WHAT THIS TASK INVOLVES – Copy each line that holds "Cossacks".

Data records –
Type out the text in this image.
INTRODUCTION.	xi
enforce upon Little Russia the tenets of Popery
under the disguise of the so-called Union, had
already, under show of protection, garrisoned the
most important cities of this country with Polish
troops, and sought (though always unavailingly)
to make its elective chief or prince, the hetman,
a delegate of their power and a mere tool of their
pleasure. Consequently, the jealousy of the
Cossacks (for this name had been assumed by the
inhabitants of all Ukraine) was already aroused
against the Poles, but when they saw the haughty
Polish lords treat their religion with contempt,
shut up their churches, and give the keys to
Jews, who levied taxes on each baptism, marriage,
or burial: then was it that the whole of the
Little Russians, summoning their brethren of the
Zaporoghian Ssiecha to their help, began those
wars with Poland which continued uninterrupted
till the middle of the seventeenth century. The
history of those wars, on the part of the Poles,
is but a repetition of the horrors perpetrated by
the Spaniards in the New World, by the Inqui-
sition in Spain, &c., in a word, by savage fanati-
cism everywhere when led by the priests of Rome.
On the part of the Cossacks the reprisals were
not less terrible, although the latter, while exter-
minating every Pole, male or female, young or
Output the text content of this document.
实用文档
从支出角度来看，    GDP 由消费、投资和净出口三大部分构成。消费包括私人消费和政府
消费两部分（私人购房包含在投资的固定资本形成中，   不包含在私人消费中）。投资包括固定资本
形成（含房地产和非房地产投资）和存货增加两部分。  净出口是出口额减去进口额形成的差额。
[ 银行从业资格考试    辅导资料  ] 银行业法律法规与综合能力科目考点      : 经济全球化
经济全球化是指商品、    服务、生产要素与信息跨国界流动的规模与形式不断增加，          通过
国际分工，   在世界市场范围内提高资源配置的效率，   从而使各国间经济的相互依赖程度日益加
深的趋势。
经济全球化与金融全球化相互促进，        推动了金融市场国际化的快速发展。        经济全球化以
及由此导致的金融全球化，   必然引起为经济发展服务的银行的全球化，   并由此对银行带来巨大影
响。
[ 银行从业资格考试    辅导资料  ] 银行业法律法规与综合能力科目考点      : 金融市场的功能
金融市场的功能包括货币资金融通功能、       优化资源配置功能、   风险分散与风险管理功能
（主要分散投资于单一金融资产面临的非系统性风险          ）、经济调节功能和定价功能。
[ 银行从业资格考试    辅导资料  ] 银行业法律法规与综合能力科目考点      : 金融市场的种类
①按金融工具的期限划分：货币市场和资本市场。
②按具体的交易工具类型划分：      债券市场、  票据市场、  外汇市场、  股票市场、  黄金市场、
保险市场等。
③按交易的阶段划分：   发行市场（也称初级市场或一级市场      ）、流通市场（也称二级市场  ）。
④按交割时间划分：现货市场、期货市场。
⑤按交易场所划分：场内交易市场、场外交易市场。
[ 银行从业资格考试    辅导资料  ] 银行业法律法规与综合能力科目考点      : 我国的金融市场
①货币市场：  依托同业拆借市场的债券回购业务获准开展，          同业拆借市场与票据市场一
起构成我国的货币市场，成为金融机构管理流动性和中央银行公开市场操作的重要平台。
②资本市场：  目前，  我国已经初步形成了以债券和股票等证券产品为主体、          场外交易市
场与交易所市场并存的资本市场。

CORRECT ANSWER –
Cossacks (for this name had been assumed by the
On the part of the Cossacks the reprisals were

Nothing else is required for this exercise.